What you will do: Restate the records that follow word for word; no pictures should appear.

Given data:

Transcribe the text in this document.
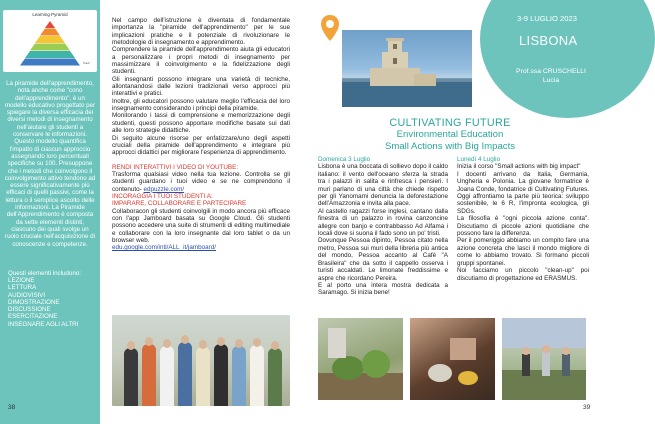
Learning Pyramid
Teach
La piramide dell'apprendimento, nota anche come "cono dell'apprendimento", è un modello educativo progettato per spiegare la diversa efficacia dei diversi metodi di insegnamento nell'aiutare gli studenti a conservare le informazioni. Questo modello quantifica l'impatto di ciascun approccio assegnando loro percentuali specifiche su 100. Presuppone che i metodi che coinvolgono il coinvolgimento attivo tendono ad essere significativamente più efficaci di quelli passivi, come la lettura o il semplice ascolto delle informazioni. La Piramide dell'Apprendimento è composta da sette elementi distinti, ciascuno dei quali svolge un ruolo cruciale nell'acquisizione di conoscenze e competenze.
Questi elementi includono:
LEZIONE
LETTURA
AUDIOVISIVI
DIMOSTRAZIONE
DISCUSSIONE
ESERCITAZIONE
INSEGNARE AGLI ALTRI
38

Nel campo dell'istruzione è diventata di fondamentale importanza la "piramide dell'apprendimento" per le sue implicazioni pratiche e il potenziale di rivoluzionare le metodologie di insegnamento e apprendimento.

Comprendere la piramide dell'apprendimento aiuta gli educatori a personalizzare i propri metodi di insegnamento per massimizzare il coinvolgimento e la fidelizzazione degli studenti.

Gli insegnanti possono integrare una varietà di tecniche, allontanandosi dalle lezioni tradizionali verso approcci più interattivi e pratici.

Inoltre, gli educatori possono valutare meglio l'efficacia del loro insegnamento considerando i principi della piramide.

Monitorando i tassi di comprensione e memorizzazione degli studenti, questi possono apportare modifiche basate sui dati alle loro strategie didattiche.

Di seguito alcune risorse per enfatizzare/uno degli aspetti cruciali della piramide dell'apprendimento e integrare più approcci didattici per migliorare l'esperienza di apprendimento.

RENDI INTERATTIVI I VIDEO DI YOUTUBE:

Trasforma qualsiasi video nella tua lezione. Controlla se gli studenti guardano i tuoi video e se ne comprendono il contenuto- edpuzzle.com/

INCORAGGIA I TUOI STUDENTI A:

IMPARARE, COLLABORARE E PARTECIPARE

Collaboracon gli studenti coinvolgili in modo ancora più efficace con l'app Jamboard basata su Google Cloud. Gli studenti possono accedere una suite di strumenti di editing multimediale e collaborare con la loro insegnante dal loro tablet o da un browser web.

edu.google.com/intl/ALL_it/jamboard/

3-9 LUGLIO 2023
LISBONA
Prof.ssa CRUSCHELLI
Lucia
CULTIVATING FUTURE
Environmental Education
Small Actions with Big Impacts

Domenica 3 Luglio

Lisbona è una boccata di sollievo dopo il caldo italiano: il vento dell'oceano sferza la strada tra i palazzi in salita e rinfresca i pensieri. I muri parlano di una città che chiede rispetto per gli Yanomami denuncia la deforestazione dell'Amazzonia e invita alla pace.

Al castello ragazzi forse inglesi, cantano dalla finestra di un palazzo in rovina canzoncine allegre con banjo e contrabbasso Ad Alfama i locali dove si suona il fado sono un po' tristi.

Dovunque Pessoa dipinto, Pessoa citato nella metro, Pessoa sui muri della libreria più antica del mondo, Pessoa accanto al Café "A Brasileira" che da sotto il cappello osserva i turisti accaldati. Le limonate freddissime e aspre che ricordano Pereira.

E al porto una intera mostra dedicata a Saramago. Si inizia bene!

Lunedì 4 Luglio

Inizia il corso "Small actions with big impact"

I docenti arrivano da Italia, Germania, Ungheria e Polonia. La giovane formatrice è Joana Conde, fondatrice di Cultivating Futures. Oggi affrontiamo la parte più teorica: sviluppo sostenibile, le 6 R, l'impronta ecologica, gli SDGs.

La filosofia è "ogni piccola azione conta". Discutiamo di piccole azioni quotidiane che possono fare la differenza.

Per il pomeriggio abbiamo un compito fare una azione concreta che lasci il mondo migliore di come lo abbiamo trovato. Si formano piccoli gruppi spontanei.

Noi facciamo un piccolo "clean-up" poi discutiamo di progettazione ed ERASMUS.

39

Solution below:
Transcribe the text in this document.
Learning Pyramid
Teach
La piramide dell'apprendimento, nota anche come "cono dell'apprendimento", è un modello educativo progettato per spiegare la diversa efficacia dei diversi metodi di insegnamento nell'aiutare gli studenti a conservare le informazioni. Questo modello quantifica l'impatto di ciascun approccio assegnando loro percentuali specifiche su 100. Presuppone che i metodi che coinvolgono il coinvolgimento attivo tendono ad essere significativamente più efficaci di quelli passivi, come la lettura o il semplice ascolto delle informazioni. La Piramide dell'Apprendimento è composta da sette elementi distinti, ciascuno dei quali svolge un ruolo cruciale nell'acquisizione di conoscenze e competenze.
Questi elementi includono:
LEZIONE
LETTURA
AUDIOVISIVI
DIMOSTRAZIONE
DISCUSSIONE
ESERCITAZIONE
INSEGNARE AGLI ALTRI
38

Nel campo dell'istruzione è diventata di fondamentale importanza la "piramide dell'apprendimento" per le sue implicazioni pratiche e il potenziale di rivoluzionare le metodologie di insegnamento e apprendimento.

Comprendere la piramide dell'apprendimento aiuta gli educatori a personalizzare i propri metodi di insegnamento per massimizzare il coinvolgimento e la fidelizzazione degli studenti.

Gli insegnanti possono integrare una varietà di tecniche, allontanandosi dalle lezioni tradizionali verso approcci più interattivi e pratici.

Inoltre, gli educatori possono valutare meglio l'efficacia del loro insegnamento considerando i principi della piramide.

Monitorando i tassi di comprensione e memorizzazione degli studenti, questi possono apportare modifiche basate sui dati alle loro strategie didattiche.

Di seguito alcune risorse per enfatizzare/uno degli aspetti cruciali della piramide dell'apprendimento e integrare più approcci didattici per migliorare l'esperienza di apprendimento.

RENDI INTERATTIVI I VIDEO DI YOUTUBE:

Trasforma qualsiasi video nella tua lezione. Controlla se gli studenti guardano i tuoi video e se ne comprendono il contenuto- edpuzzle.com/

INCORAGGIA I TUOI STUDENTI A:

IMPARARE, COLLABORARE E PARTECIPARE

Collaboracon gli studenti coinvolgili in modo ancora più efficace con l'app Jamboard basata su Google Cloud. Gli studenti possono accedere una suite di strumenti di editing multimediale e collaborare con la loro insegnante dal loro tablet o da un browser web.

edu.google.com/intl/ALL_it/jamboard/

3-9 LUGLIO 2023
LISBONA
Prof.ssa CRUSCHELLI
Lucia
CULTIVATING FUTURE
Environmental Education
Small Actions with Big Impacts

Domenica 3 Luglio

Lisbona è una boccata di sollievo dopo il caldo italiano: il vento dell'oceano sferza la strada tra i palazzi in salita e rinfresca i pensieri. I muri parlano di una città che chiede rispetto per gli Yanomami denuncia la deforestazione dell'Amazzonia e invita alla pace.

Al castello ragazzi forse inglesi, cantano dalla finestra di un palazzo in rovina canzoncine allegre con banjo e contrabbasso Ad Alfama i locali dove si suona il fado sono un po' tristi.

Dovunque Pessoa dipinto, Pessoa citato nella metro, Pessoa sui muri della libreria più antica del mondo, Pessoa accanto al Café "A Brasileira" che da sotto il cappello osserva i turisti accaldati. Le limonate freddissime e aspre che ricordano Pereira.

E al porto una intera mostra dedicata a Saramago. Si inizia bene!

Lunedì 4 Luglio

Inizia il corso "Small actions with big impact"

I docenti arrivano da Italia, Germania, Ungheria e Polonia. La giovane formatrice è Joana Conde, fondatrice di Cultivating Futures. Oggi affrontiamo la parte più teorica: sviluppo sostenibile, le 6 R, l'impronta ecologica, gli SDGs.

La filosofia è "ogni piccola azione conta". Discutiamo di piccole azioni quotidiane che possono fare la differenza.

Per il pomeriggio abbiamo un compito fare una azione concreta che lasci il mondo migliore di come lo abbiamo trovato. Si formano piccoli gruppi spontanei.

Noi facciamo un piccolo "clean-up" poi discutiamo di progettazione ed ERASMUS.

39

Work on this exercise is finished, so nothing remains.